## begin Data excerpts

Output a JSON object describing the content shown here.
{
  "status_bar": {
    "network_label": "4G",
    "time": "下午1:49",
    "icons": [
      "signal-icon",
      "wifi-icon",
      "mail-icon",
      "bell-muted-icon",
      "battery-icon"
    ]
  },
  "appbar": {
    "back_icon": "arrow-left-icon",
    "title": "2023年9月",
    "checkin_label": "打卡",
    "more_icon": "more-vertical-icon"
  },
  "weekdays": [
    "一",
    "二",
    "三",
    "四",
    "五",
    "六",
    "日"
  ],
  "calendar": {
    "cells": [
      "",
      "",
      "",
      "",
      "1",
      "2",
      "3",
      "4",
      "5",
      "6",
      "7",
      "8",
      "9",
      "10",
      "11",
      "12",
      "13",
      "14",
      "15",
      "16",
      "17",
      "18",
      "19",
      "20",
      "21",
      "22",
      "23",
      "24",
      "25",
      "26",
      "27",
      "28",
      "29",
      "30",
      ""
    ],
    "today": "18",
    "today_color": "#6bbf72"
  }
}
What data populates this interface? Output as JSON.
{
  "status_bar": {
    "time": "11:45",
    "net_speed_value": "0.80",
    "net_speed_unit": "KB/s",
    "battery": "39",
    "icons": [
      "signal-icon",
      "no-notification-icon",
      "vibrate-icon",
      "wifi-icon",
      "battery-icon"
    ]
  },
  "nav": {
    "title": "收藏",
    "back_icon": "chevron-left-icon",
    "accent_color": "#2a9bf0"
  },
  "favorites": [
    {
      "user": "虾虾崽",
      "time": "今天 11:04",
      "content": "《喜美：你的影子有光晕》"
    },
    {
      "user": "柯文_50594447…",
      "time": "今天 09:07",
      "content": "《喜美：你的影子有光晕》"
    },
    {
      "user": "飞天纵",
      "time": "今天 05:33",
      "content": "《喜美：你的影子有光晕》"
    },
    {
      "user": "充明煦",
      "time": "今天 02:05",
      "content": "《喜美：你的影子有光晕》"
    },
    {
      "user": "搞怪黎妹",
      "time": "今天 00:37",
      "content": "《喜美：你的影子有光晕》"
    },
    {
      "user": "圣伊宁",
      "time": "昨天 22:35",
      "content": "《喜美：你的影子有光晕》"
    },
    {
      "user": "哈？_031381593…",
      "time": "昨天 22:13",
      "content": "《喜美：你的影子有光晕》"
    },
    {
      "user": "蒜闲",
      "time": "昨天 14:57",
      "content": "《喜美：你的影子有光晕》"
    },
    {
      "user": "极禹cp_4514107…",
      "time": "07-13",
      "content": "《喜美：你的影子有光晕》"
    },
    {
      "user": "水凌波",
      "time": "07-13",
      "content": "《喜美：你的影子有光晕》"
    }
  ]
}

## end Data excerpts

Exercise brief:
Find the word "left" in the records and pull out each line that has it.

In response:
    "back_icon": "arrow-left-icon",
    "back_icon": "chevron-left-icon",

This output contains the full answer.